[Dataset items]
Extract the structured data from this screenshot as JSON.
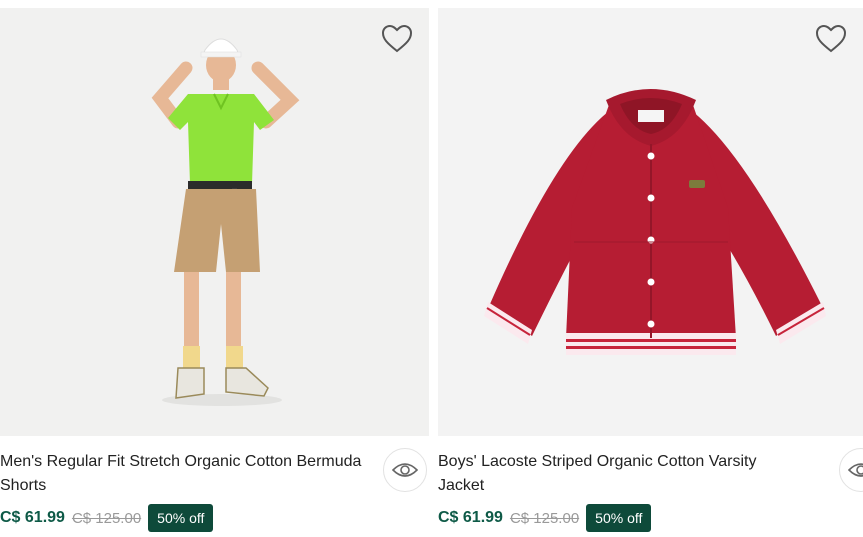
{
  "products": [
    {
      "title": "Men's Regular Fit Stretch Organic Cotton Bermuda Shorts",
      "price": "C$ 61.99",
      "original_price": "C$ 125.00",
      "discount": "50% off",
      "image": "man-green-polo-beige-shorts"
    },
    {
      "title": "Boys' Lacoste Striped Organic Cotton Varsity Jacket",
      "price": "C$ 61.99",
      "original_price": "C$ 125.00",
      "discount": "50% off",
      "image": "red-varsity-jacket"
    }
  ],
  "colors": {
    "price": "#0e5a47",
    "badge": "#0e4a3a"
  },
  "icons": {
    "wishlist": "heart-icon",
    "quick_view": "eye-icon"
  }
}
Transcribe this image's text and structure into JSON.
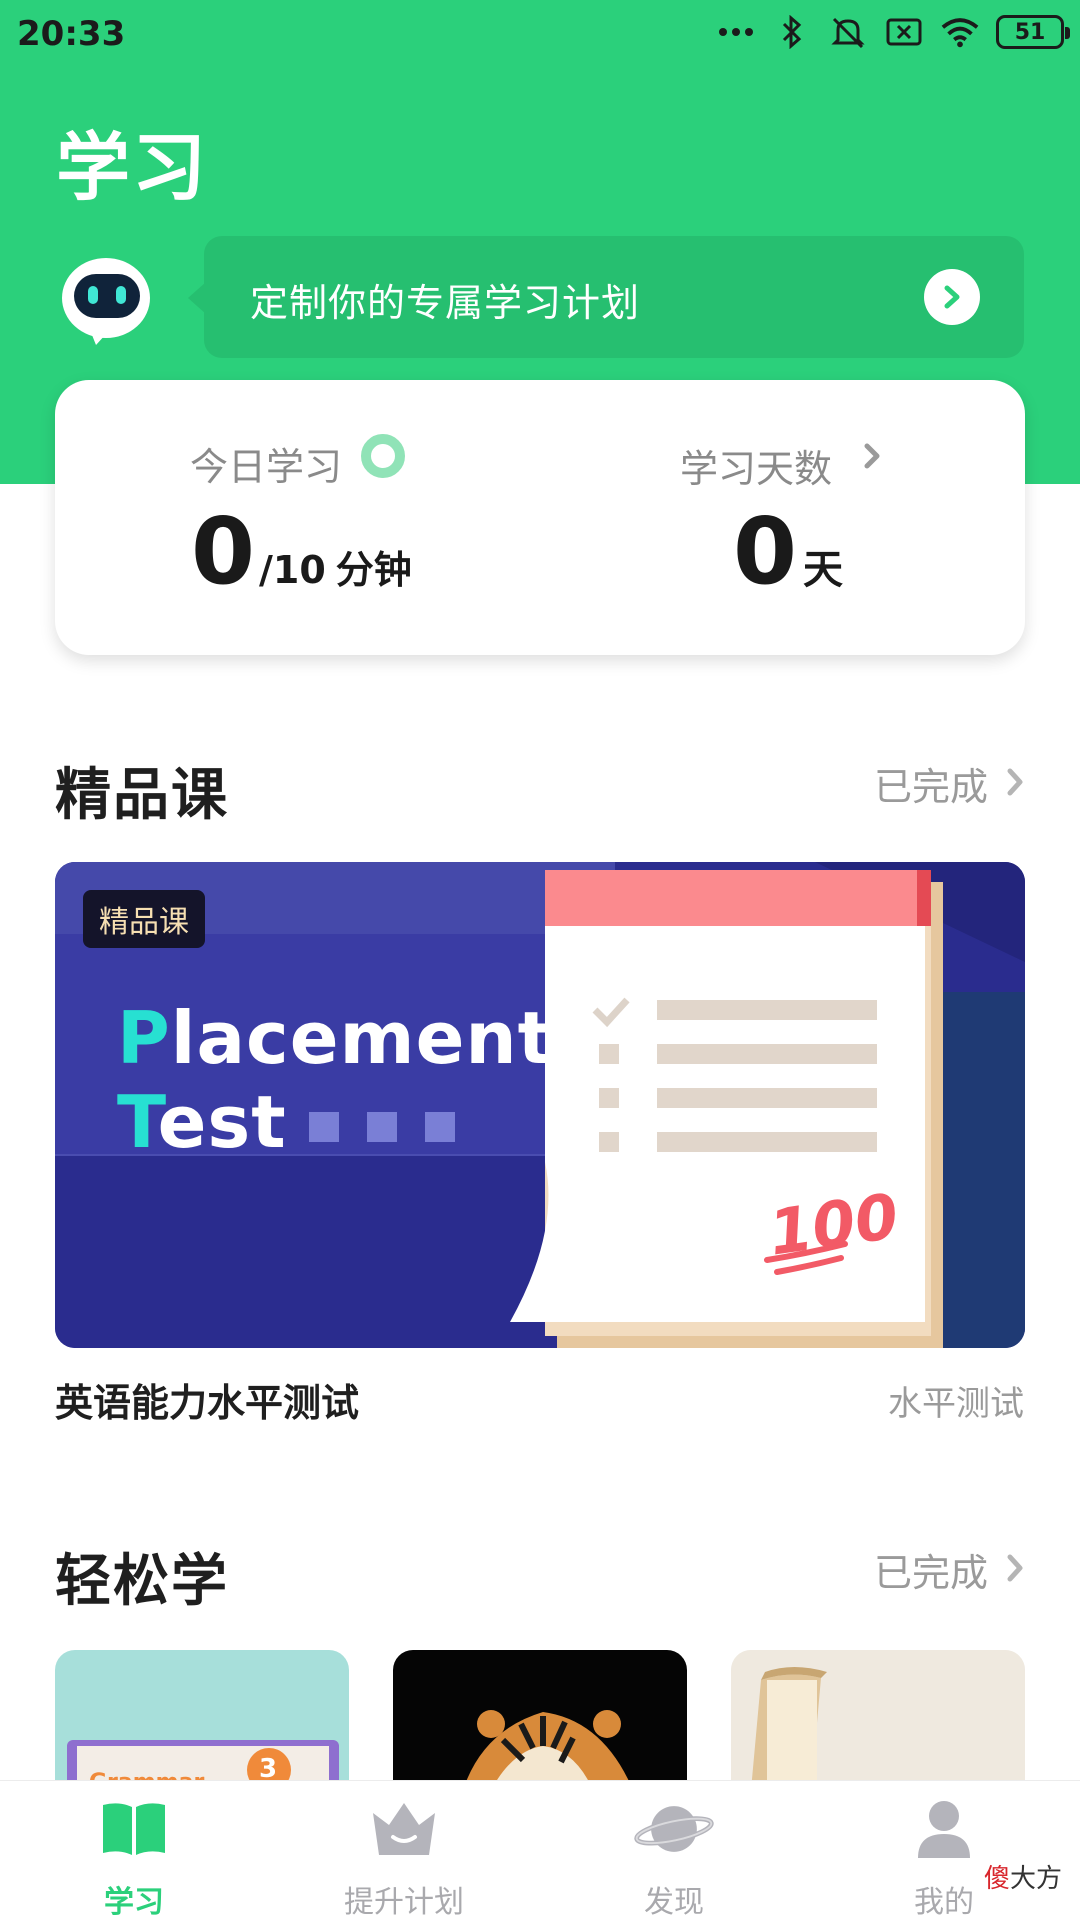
{
  "status_bar": {
    "time": "20:33",
    "battery": "51",
    "icons": [
      "more-dots-icon",
      "bluetooth-icon",
      "mute-icon",
      "sim-x-icon",
      "wifi-icon",
      "battery-icon"
    ]
  },
  "header": {
    "title": "学习",
    "plan_banner_text": "定制你的专属学习计划",
    "robot_icon": "robot-mascot-icon",
    "arrow_icon": "arrow-right-circle-icon"
  },
  "stats": {
    "today_label": "今日学习",
    "today_value": "0",
    "today_goal": "/10",
    "today_unit": "分钟",
    "days_label": "学习天数",
    "days_value": "0",
    "days_unit": "天"
  },
  "premium_section": {
    "title": "精品课",
    "link": "已完成",
    "course": {
      "badge": "精品课",
      "banner_line1_accent": "P",
      "banner_line1_rest": "lacement",
      "banner_line2_accent": "T",
      "banner_line2_rest": "est",
      "score": "100",
      "name": "英语能力水平测试",
      "tag": "水平测试"
    }
  },
  "easy_section": {
    "title": "轻松学",
    "link": "已完成",
    "thumbnails": [
      {
        "image": "grammar-book-image",
        "text": "Grammar",
        "number": "3"
      },
      {
        "image": "tiger-image"
      },
      {
        "image": "open-book-image"
      }
    ]
  },
  "bottom_nav": {
    "items": [
      {
        "label": "学习",
        "icon": "book-icon",
        "active": true
      },
      {
        "label": "提升计划",
        "icon": "crown-icon",
        "active": false
      },
      {
        "label": "发现",
        "icon": "planet-icon",
        "active": false
      },
      {
        "label": "我的",
        "icon": "person-icon",
        "active": false
      }
    ]
  },
  "watermark": {
    "red": "傻",
    "rest": "大方"
  },
  "colors": {
    "brand_green": "#2bd07b",
    "banner_blue": "#2a2c8e",
    "accent_cyan": "#27e0d2",
    "gray_text": "#9a9a9a"
  }
}
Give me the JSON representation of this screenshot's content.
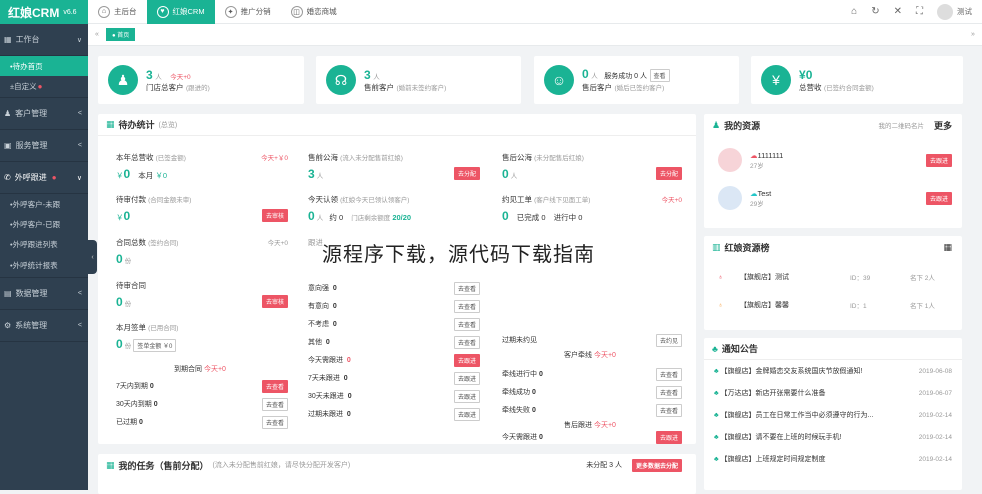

=== What is required ===
Write out every line of the data that holds the word "JSON".

=== Written solution ===
Extract the structured data from this screenshot as JSON.
Transcribe this image's text and structure into JSON.
Give me the JSON representation of this screenshot's content.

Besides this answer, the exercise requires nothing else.